* _Directive_: Without the pictures, can you quote each line below exactly?

(begin)

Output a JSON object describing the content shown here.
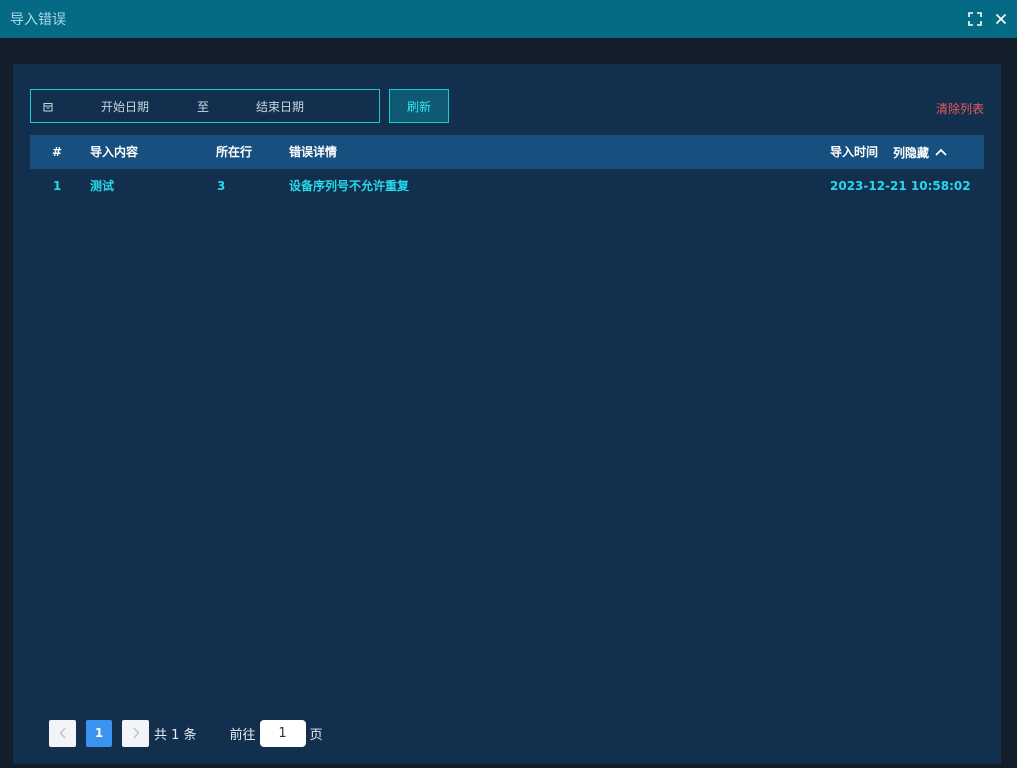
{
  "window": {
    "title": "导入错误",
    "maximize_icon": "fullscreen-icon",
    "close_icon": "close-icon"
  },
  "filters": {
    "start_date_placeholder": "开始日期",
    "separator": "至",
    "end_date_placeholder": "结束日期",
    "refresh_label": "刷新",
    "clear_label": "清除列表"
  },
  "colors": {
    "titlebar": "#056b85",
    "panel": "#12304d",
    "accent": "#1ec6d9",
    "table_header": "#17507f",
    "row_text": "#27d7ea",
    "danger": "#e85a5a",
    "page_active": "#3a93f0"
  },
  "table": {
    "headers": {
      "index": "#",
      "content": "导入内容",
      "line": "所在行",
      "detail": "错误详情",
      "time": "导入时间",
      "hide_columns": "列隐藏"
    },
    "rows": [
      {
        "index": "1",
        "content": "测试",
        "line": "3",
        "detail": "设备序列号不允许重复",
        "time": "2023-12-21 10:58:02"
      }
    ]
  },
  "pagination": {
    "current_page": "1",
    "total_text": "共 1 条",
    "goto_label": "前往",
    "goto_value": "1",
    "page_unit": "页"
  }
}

(end)

* _Problem solution_:
Output a JSON object describing the content shown here.
{
  "window": {
    "title": "导入错误",
    "maximize_icon": "fullscreen-icon",
    "close_icon": "close-icon"
  },
  "filters": {
    "start_date_placeholder": "开始日期",
    "separator": "至",
    "end_date_placeholder": "结束日期",
    "refresh_label": "刷新",
    "clear_label": "清除列表"
  },
  "colors": {
    "titlebar": "#056b85",
    "panel": "#12304d",
    "accent": "#1ec6d9",
    "table_header": "#17507f",
    "row_text": "#27d7ea",
    "danger": "#e85a5a",
    "page_active": "#3a93f0"
  },
  "table": {
    "headers": {
      "index": "#",
      "content": "导入内容",
      "line": "所在行",
      "detail": "错误详情",
      "time": "导入时间",
      "hide_columns": "列隐藏"
    },
    "rows": [
      {
        "index": "1",
        "content": "测试",
        "line": "3",
        "detail": "设备序列号不允许重复",
        "time": "2023-12-21 10:58:02"
      }
    ]
  },
  "pagination": {
    "current_page": "1",
    "total_text": "共 1 条",
    "goto_label": "前往",
    "goto_value": "1",
    "page_unit": "页"
  }
}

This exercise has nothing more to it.